> [Условие задания]
Переведите на английский язык следующее предложение из исходного текста: «Укажем на некоторые основные направления, получившие развитие в отечественной медиевистике».
+++ Исходный текст
Позднее, как можно судить по рассуждениям Шахматова, опубликованным в «Обозрении русских летописных сводов XIV–XV веков», ученый предположил иной путь попадания известий о нашествии татар в южнорусский сборник: напрямую из гипотетического митрополичьего Полихрона начала XIV в. 30

Комплекс известий XIII в. 31, по А. А. Шахматову, через посредство Владимирского Полихрона оказался в составе южнорусского свода. Как известно, с датой составления этого Полихрона Шахматов был вынужден связать и время создания самого протографа Ип-Хл, отодвинув её на первую половину XIV в. Здесь исследователь уже более определенно высказался по поводу его галицко-волынского источника, который «был изложен почти без указания годов и составлен в самом конце XIII или начале XIV в. на Волыни» 32.

Жанровая топика летописно-исторического повествования в Летописи волынских Мономаховичей и её авторские модификации

Изучение композиционных, сюжетных и стилистических «общих мест» летописного жанра имеет давнюю традицию в медиевистике. При этом основное внимание, как правило, уделялось «общим местам» малых жанров, развивавшихся в рамках летописания: воинских повестей, «повестей о княжеских преступлениях» (термин Д. С. Лихачева) и т.д. Жанровая топика летописно-исторического повествования в широком смысле ещё не получила такой детальной разработки как в парадигматическом аспекте, предполагающем выявление состава, комплекса наиболее характерных топосов, так и в синтагматическом, т. е. в выяснении их функций в повествовании.

В исследованиях топики средневековой русской литературы отчетливо выделяется несколько подходов, актуализирующих тот или иной аспект этого понятия. Многозначность семантики понятий «топика» и «топос» была заложена ещё в трудах Э. Р. Курциуса, который и ввёл их в терминологию литературоведения 171. При этом в исследовательских работах сами эти понятия не всегда получают четкое определение, поскольку понимание «общих мест» литературы формировалось в отечественной научной традиции ещё до вхождения терминов «топика» и «топос», введенных Курциусом, в широкий оборот.

Обращение медиевистов к исследованию топики имело целью, прежде всего, решение задач типологии, предполагало выявление в конкретных текстах некоторых типологически обусловленных моделей повествования. В самом широком плане задачей исследования топики является конструирование комплекса типических элементов жанра, литературы, национальной 172 или еще шире – религиозной (христианской) культуры.

В литературоведческих исследованиях часто отмечается недостаточная определенность самих терминов «топика» и «топос» 173, что объясняется существованием нескольких научных традиций, развивавших разные подходы к исследованию топосов и «общих мест». Укажем на некоторые основные направления, получившие развитие в отечественной медиевистике.

Достаточно недавно оформился подход к изучению «общих мест», который можно определить как генетический. Его главной целью является установление генезиса тех или иных «общих мест» литературных жанров, поиск их внелитературных истоков.
++++++
+++ Перечень записей
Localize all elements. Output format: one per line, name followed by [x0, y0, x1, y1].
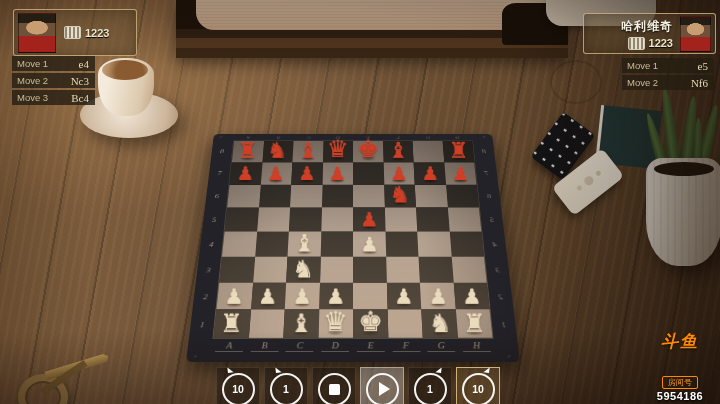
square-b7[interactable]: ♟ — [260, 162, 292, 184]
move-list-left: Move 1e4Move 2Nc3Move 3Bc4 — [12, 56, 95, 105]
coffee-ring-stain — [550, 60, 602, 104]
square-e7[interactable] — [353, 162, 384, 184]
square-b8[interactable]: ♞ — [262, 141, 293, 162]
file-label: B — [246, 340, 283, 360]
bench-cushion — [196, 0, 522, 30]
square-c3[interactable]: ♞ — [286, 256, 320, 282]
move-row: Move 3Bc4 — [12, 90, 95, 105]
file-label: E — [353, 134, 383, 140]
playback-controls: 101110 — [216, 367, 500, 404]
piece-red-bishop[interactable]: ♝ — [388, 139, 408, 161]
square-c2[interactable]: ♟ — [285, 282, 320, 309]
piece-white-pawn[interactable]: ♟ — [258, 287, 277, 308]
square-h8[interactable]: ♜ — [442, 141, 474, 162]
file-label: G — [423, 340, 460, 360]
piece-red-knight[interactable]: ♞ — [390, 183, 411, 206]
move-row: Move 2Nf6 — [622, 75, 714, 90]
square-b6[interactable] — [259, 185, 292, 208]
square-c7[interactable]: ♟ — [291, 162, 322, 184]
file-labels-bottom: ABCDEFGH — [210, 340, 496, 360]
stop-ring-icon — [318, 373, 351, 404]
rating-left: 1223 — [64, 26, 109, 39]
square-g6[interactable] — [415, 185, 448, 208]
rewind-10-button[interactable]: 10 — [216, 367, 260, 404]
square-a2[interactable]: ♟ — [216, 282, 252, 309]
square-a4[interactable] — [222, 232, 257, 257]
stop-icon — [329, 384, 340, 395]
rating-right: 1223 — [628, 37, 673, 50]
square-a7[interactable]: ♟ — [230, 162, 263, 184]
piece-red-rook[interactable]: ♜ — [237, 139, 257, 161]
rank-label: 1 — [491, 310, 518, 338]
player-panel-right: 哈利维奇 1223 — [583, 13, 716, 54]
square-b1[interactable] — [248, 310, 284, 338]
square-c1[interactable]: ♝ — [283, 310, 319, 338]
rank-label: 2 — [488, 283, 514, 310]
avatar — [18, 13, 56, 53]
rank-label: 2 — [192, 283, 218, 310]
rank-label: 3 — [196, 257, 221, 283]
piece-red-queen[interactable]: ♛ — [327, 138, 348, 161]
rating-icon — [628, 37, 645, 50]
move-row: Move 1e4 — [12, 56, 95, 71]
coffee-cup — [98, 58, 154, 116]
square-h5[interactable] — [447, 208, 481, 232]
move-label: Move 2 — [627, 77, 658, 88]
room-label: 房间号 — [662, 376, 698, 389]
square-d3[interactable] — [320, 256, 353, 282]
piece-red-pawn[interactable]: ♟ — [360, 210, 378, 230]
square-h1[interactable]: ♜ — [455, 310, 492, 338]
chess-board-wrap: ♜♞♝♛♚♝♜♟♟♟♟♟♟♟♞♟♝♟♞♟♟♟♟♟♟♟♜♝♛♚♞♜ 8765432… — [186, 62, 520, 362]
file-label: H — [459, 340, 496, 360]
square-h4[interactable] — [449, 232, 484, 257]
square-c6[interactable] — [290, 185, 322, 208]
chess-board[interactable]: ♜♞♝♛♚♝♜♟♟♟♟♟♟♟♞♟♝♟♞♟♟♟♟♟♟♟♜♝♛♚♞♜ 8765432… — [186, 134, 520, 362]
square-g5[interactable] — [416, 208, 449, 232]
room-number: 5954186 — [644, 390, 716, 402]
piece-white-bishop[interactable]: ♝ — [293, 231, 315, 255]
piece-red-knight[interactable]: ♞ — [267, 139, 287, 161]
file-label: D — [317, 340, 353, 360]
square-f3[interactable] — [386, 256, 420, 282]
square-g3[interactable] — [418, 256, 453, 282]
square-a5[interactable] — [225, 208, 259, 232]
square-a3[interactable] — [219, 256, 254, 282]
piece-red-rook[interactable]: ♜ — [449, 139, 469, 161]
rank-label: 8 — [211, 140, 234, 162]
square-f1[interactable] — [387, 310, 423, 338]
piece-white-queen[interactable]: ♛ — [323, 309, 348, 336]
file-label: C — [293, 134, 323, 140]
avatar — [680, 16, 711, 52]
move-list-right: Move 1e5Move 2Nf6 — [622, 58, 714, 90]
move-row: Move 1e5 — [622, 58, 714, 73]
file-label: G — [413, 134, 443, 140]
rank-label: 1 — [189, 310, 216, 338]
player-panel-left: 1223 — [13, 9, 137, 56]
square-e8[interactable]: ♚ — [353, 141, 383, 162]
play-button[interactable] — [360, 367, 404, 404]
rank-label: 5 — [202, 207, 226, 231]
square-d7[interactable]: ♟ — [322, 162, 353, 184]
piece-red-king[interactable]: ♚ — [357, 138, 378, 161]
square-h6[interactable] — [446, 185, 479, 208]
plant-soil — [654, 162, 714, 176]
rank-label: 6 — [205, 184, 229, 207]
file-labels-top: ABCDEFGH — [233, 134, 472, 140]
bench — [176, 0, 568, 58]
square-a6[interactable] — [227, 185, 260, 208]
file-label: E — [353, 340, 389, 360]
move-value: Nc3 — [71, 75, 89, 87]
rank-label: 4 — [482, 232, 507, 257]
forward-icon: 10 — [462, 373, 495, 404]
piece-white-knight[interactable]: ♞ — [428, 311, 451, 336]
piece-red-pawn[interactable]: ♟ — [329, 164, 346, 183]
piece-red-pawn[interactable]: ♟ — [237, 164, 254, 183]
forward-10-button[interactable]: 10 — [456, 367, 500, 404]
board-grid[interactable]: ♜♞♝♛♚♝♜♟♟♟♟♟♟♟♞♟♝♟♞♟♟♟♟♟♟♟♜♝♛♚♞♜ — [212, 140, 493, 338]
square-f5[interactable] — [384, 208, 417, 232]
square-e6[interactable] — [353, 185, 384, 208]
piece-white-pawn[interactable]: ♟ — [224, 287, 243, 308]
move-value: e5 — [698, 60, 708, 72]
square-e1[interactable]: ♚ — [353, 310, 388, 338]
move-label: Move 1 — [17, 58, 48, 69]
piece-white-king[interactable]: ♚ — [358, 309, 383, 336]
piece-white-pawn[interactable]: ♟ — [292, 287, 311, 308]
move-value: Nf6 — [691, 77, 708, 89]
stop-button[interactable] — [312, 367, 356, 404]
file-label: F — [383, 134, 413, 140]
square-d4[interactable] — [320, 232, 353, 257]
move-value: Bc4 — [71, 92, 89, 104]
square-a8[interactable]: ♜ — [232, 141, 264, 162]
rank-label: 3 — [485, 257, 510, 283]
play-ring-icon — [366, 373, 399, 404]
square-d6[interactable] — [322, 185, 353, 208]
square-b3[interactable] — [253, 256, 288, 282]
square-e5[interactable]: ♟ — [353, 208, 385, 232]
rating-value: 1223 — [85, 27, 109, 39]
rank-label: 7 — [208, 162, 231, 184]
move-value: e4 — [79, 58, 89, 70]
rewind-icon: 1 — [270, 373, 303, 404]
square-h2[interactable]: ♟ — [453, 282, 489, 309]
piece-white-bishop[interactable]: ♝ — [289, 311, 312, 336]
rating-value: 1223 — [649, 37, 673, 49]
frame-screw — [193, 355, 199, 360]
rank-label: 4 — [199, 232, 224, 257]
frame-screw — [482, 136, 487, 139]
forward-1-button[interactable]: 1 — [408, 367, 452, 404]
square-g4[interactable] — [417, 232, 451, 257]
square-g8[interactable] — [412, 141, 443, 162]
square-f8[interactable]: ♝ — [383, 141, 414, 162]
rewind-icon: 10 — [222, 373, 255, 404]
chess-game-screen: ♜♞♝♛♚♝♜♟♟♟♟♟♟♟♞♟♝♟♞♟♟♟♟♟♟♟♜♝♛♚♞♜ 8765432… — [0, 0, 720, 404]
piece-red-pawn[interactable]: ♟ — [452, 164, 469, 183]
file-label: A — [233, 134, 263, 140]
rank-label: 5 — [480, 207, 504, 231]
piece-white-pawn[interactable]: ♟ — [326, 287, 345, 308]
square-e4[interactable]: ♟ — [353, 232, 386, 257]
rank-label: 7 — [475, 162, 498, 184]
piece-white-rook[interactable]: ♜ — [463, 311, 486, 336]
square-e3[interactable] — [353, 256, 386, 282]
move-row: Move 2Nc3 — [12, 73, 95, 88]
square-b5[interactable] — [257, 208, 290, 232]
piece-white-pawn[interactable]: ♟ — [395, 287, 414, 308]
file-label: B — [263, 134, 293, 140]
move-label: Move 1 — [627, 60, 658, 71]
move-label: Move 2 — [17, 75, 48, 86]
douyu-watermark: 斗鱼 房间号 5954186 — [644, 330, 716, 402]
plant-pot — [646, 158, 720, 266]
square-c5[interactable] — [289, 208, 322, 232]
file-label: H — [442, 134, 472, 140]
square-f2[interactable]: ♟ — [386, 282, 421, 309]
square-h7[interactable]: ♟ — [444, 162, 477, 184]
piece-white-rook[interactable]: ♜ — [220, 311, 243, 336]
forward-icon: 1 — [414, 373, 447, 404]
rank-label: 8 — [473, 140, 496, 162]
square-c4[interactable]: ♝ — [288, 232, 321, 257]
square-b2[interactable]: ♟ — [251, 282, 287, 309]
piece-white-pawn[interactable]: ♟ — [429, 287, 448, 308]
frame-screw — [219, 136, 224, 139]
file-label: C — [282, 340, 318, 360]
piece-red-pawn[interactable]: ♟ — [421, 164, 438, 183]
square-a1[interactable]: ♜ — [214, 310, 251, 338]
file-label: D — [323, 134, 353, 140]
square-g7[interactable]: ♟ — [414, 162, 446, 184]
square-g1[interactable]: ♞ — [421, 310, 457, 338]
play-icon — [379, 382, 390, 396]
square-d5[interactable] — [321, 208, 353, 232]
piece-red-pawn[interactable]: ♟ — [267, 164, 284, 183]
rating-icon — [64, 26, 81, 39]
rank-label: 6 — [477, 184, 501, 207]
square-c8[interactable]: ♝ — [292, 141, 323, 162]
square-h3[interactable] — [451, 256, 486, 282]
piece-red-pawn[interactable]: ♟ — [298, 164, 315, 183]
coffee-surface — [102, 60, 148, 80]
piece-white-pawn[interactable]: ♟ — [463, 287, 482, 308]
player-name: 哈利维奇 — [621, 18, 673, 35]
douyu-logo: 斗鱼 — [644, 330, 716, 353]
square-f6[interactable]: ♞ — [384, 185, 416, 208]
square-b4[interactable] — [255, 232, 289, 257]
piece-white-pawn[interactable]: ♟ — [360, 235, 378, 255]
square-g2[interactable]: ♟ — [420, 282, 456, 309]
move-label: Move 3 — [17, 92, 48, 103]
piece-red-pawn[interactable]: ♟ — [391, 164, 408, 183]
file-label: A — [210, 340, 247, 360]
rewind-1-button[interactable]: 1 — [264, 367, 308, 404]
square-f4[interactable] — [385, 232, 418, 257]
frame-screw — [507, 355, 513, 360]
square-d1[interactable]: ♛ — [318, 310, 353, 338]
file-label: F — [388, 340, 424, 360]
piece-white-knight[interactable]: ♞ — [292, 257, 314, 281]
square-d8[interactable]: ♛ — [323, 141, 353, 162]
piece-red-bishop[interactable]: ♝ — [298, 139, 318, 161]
++++++
+++ Перечень записей
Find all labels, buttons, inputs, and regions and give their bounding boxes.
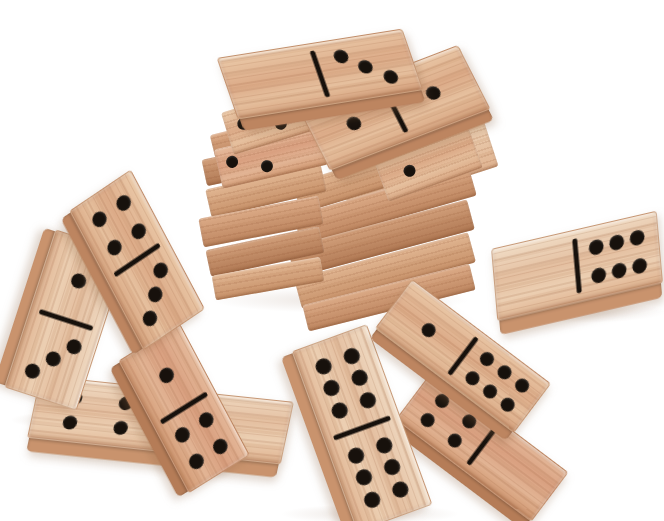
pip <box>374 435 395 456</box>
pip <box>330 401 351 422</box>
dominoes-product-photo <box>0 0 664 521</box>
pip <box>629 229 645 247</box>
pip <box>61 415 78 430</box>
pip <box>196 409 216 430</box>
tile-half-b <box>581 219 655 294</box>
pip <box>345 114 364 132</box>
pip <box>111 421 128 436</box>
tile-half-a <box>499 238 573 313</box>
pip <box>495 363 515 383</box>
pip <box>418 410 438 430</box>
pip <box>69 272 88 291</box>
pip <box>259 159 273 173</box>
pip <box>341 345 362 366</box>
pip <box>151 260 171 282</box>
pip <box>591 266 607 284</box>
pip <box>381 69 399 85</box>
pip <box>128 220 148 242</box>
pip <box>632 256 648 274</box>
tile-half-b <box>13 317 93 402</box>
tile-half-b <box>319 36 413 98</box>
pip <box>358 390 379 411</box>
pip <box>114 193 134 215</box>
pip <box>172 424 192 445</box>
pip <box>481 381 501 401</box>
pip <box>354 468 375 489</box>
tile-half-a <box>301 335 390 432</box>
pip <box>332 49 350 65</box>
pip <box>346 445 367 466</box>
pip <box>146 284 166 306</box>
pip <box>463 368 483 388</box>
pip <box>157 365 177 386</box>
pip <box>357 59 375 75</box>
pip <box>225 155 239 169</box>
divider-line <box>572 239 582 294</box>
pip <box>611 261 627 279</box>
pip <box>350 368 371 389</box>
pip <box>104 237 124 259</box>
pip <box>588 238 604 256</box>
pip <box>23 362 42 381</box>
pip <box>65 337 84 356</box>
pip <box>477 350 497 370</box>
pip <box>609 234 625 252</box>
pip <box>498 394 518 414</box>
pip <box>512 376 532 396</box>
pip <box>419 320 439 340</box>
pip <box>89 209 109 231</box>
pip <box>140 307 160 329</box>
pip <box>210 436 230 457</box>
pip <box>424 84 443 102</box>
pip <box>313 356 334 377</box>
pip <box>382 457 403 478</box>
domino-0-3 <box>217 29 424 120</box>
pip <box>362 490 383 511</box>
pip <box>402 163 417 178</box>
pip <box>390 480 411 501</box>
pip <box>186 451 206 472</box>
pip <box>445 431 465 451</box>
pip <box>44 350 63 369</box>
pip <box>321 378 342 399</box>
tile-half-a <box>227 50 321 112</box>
++++++
+++ Перечень записей
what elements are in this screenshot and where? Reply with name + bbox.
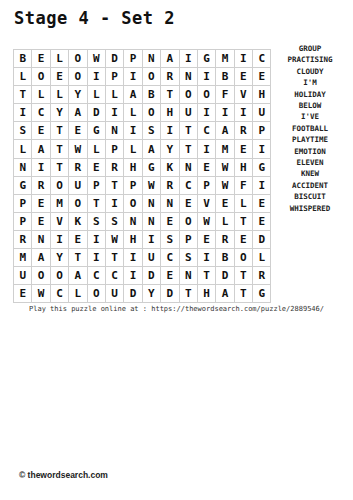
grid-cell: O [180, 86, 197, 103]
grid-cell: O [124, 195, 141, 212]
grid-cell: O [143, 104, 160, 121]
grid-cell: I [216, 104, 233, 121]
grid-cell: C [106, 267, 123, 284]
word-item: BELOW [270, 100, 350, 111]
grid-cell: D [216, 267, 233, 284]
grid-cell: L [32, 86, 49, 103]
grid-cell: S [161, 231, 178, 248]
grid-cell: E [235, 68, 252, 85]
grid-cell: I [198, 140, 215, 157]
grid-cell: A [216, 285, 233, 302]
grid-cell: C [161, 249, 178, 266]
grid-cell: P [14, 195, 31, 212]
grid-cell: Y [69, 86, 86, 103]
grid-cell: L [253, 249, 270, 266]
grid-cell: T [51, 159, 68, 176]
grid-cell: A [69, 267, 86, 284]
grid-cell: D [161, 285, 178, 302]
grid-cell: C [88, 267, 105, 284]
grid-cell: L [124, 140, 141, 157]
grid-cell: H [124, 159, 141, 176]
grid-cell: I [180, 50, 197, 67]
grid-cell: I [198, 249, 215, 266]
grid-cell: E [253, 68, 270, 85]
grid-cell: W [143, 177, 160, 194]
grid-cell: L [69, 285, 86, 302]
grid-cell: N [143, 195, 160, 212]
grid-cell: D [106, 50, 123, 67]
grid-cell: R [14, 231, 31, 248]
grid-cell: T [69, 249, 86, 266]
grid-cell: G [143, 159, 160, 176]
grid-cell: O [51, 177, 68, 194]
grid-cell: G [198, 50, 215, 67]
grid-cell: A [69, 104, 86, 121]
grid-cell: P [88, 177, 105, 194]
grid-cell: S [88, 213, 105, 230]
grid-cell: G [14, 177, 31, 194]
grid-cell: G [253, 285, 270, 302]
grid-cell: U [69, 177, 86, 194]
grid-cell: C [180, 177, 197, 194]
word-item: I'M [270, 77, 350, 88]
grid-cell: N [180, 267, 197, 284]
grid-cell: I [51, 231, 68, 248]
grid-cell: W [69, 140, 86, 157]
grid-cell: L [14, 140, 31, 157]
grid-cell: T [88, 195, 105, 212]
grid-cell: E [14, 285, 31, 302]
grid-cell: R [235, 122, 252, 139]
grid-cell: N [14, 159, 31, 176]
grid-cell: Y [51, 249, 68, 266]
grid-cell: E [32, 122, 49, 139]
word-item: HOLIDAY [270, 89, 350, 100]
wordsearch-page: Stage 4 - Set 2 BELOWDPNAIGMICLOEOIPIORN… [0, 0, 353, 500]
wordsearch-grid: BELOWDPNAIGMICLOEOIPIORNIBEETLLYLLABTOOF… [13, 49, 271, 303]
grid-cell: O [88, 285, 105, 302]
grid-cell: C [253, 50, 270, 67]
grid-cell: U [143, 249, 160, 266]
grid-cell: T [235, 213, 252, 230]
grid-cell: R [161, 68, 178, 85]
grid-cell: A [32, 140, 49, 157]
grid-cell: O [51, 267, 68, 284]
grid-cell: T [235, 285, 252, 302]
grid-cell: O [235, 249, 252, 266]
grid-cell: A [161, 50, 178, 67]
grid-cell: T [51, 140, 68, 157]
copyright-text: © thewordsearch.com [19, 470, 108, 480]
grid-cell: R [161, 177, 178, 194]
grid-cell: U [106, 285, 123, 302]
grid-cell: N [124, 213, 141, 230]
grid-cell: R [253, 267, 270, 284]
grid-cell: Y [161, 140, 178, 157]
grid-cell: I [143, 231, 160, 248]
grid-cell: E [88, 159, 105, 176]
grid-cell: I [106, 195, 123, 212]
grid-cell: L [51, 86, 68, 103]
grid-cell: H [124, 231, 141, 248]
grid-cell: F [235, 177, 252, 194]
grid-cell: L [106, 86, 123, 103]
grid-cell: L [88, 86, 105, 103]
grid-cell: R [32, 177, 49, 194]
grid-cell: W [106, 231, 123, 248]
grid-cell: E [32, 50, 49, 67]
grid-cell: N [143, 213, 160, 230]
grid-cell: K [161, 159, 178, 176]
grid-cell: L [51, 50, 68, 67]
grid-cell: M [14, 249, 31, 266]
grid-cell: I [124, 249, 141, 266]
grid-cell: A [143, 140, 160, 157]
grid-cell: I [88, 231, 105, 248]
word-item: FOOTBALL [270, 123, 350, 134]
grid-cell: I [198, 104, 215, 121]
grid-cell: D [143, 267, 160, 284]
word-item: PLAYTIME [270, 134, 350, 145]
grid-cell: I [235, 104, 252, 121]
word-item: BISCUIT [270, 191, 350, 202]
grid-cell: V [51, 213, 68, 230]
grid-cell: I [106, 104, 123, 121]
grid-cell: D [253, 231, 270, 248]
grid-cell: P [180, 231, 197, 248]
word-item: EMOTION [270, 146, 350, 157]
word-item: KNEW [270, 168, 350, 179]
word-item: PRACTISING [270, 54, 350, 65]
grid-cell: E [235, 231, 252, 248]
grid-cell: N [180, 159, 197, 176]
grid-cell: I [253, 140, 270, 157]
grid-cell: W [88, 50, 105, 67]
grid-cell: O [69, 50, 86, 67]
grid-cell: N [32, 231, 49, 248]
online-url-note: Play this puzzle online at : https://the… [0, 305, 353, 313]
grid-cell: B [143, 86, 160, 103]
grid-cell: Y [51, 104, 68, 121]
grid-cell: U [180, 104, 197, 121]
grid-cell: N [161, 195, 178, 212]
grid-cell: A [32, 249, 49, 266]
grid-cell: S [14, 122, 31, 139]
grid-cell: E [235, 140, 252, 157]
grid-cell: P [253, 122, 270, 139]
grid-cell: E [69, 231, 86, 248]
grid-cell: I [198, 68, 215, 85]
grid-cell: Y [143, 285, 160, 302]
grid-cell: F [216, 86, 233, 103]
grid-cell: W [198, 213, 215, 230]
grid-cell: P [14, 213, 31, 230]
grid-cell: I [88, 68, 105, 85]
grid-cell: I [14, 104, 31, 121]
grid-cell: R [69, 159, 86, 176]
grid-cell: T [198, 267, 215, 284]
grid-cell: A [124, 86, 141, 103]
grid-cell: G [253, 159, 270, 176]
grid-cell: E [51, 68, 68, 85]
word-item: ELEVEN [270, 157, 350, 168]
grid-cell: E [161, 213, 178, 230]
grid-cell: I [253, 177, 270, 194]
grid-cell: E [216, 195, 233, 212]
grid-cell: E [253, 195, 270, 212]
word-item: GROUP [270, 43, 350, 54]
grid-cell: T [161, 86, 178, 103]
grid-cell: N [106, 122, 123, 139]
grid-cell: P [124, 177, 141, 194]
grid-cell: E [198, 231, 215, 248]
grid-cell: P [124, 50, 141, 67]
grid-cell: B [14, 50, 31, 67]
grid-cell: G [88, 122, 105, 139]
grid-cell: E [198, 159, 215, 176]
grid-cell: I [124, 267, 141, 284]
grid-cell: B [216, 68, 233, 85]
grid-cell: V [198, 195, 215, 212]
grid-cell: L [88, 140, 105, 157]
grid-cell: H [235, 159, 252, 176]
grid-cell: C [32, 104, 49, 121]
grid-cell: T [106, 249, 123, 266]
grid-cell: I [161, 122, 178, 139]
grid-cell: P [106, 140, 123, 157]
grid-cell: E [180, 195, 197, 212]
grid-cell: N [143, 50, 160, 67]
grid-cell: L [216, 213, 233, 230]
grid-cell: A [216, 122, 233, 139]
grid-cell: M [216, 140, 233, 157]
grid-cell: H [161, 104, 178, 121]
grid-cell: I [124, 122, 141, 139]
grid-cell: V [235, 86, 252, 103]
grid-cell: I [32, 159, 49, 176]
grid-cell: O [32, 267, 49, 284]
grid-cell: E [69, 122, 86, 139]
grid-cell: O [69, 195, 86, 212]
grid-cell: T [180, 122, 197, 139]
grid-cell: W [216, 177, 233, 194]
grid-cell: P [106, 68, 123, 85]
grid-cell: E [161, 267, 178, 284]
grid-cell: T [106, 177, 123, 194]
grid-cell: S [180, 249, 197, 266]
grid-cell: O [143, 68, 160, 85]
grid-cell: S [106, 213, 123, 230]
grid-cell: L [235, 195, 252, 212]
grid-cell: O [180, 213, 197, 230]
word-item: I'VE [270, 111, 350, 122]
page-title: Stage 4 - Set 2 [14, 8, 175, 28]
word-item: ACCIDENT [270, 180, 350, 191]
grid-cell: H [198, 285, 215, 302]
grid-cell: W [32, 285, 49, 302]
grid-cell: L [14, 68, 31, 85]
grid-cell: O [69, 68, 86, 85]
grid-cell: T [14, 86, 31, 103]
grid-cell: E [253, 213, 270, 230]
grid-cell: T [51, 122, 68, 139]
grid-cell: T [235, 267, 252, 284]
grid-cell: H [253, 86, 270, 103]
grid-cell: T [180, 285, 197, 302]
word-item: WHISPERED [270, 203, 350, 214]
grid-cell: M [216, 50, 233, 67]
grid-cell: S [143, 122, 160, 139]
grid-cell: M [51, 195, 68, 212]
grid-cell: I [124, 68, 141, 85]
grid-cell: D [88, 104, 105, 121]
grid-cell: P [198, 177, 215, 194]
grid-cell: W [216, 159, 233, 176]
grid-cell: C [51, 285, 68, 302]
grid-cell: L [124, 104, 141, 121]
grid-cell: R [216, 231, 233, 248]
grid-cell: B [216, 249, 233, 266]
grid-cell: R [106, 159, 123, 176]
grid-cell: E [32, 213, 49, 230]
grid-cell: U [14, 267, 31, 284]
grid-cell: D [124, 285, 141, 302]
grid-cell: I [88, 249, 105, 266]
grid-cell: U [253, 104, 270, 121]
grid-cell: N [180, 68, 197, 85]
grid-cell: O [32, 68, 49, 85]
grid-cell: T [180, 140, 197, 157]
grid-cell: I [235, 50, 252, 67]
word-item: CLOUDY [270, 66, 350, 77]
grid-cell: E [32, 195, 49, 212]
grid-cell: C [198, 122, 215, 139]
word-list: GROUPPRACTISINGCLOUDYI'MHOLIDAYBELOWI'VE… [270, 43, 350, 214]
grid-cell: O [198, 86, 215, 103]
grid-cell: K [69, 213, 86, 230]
++++++
> [Полный ответ]
Let us point out some of the main approaches that have developed in Russian medieval studies.